Stored records

__________

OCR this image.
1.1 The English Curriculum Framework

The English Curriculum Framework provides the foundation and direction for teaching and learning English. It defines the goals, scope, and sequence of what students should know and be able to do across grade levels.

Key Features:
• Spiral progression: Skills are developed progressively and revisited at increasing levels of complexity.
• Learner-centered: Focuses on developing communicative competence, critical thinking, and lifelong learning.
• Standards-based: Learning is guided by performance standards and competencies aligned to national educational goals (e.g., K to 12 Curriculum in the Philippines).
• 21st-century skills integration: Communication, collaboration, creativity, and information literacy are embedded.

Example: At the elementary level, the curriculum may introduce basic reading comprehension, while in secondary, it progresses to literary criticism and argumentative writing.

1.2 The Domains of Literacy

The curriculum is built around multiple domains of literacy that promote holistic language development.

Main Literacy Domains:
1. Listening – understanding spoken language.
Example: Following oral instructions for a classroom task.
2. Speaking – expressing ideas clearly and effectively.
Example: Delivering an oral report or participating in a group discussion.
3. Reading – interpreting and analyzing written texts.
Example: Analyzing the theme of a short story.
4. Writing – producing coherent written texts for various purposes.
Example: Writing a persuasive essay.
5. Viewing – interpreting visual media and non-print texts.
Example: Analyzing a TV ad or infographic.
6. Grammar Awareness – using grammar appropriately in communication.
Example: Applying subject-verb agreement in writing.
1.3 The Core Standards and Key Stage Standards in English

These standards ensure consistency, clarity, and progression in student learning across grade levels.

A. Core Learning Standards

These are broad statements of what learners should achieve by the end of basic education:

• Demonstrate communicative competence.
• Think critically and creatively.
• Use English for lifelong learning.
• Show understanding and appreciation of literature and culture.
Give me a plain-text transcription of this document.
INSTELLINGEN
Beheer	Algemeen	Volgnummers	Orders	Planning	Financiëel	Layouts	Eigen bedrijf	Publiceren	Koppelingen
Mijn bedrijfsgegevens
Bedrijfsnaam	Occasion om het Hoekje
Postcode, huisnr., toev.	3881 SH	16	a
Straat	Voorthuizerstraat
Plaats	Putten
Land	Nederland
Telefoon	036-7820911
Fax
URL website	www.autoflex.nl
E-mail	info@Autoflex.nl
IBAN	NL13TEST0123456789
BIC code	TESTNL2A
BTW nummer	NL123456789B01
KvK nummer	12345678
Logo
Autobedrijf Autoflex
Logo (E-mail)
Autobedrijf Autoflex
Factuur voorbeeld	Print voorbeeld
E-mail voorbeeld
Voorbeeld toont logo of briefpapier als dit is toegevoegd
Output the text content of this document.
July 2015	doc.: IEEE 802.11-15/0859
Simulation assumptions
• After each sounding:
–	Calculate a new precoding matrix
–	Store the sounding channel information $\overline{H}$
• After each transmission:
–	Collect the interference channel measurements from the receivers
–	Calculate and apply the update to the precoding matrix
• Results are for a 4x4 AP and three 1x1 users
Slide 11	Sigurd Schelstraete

__________

(Task brief):
Write out the entries above word for word.

(In response):
OCR this image.
1.1 The English Curriculum Framework

The English Curriculum Framework provides the foundation and direction for teaching and learning English. It defines the goals, scope, and sequence of what students should know and be able to do across grade levels.

Key Features:
• Spiral progression: Skills are developed progressively and revisited at increasing levels of complexity.
• Learner-centered: Focuses on developing communicative competence, critical thinking, and lifelong learning.
• Standards-based: Learning is guided by performance standards and competencies aligned to national educational goals (e.g., K to 12 Curriculum in the Philippines).
• 21st-century skills integration: Communication, collaboration, creativity, and information literacy are embedded.

Example: At the elementary level, the curriculum may introduce basic reading comprehension, while in secondary, it progresses to literary criticism and argumentative writing.

1.2 The Domains of Literacy

The curriculum is built around multiple domains of literacy that promote holistic language development.

Main Literacy Domains:
1. Listening – understanding spoken language.
Example: Following oral instructions for a classroom task.
2. Speaking – expressing ideas clearly and effectively.
Example: Delivering an oral report or participating in a group discussion.
3. Reading – interpreting and analyzing written texts.
Example: Analyzing the theme of a short story.
4. Writing – producing coherent written texts for various purposes.
Example: Writing a persuasive essay.
5. Viewing – interpreting visual media and non-print texts.
Example: Analyzing a TV ad or infographic.
6. Grammar Awareness – using grammar appropriately in communication.
Example: Applying subject-verb agreement in writing.
1.3 The Core Standards and Key Stage Standards in English

These standards ensure consistency, clarity, and progression in student learning across grade levels.

A. Core Learning Standards

These are broad statements of what learners should achieve by the end of basic education:

• Demonstrate communicative competence.
• Think critically and creatively.
• Use English for lifelong learning.
• Show understanding and appreciation of literature and culture.
Give me a plain-text transcription of this document.
INSTELLINGEN
Beheer	Algemeen	Volgnummers	Orders	Planning	Financiëel	Layouts	Eigen bedrijf	Publiceren	Koppelingen
Mijn bedrijfsgegevens
Bedrijfsnaam	Occasion om het Hoekje
Postcode, huisnr., toev.	3881 SH	16	a
Straat	Voorthuizerstraat
Plaats	Putten
Land	Nederland
Telefoon	036-7820911
Fax
URL website	www.autoflex.nl
E-mail	info@Autoflex.nl
IBAN	NL13TEST0123456789
BIC code	TESTNL2A
BTW nummer	NL123456789B01
KvK nummer	12345678
Logo
Autobedrijf Autoflex
Logo (E-mail)
Autobedrijf Autoflex
Factuur voorbeeld	Print voorbeeld
E-mail voorbeeld
Voorbeeld toont logo of briefpapier als dit is toegevoegd
Output the text content of this document.
July 2015	doc.: IEEE 802.11-15/0859
Simulation assumptions
• After each sounding:
–	Calculate a new precoding matrix
–	Store the sounding channel information $\overline{H}$
• After each transmission:
–	Collect the interference channel measurements from the receivers
–	Calculate and apply the update to the precoding matrix
• Results are for a 4x4 AP and three 1x1 users
Slide 11	Sigurd Schelstraete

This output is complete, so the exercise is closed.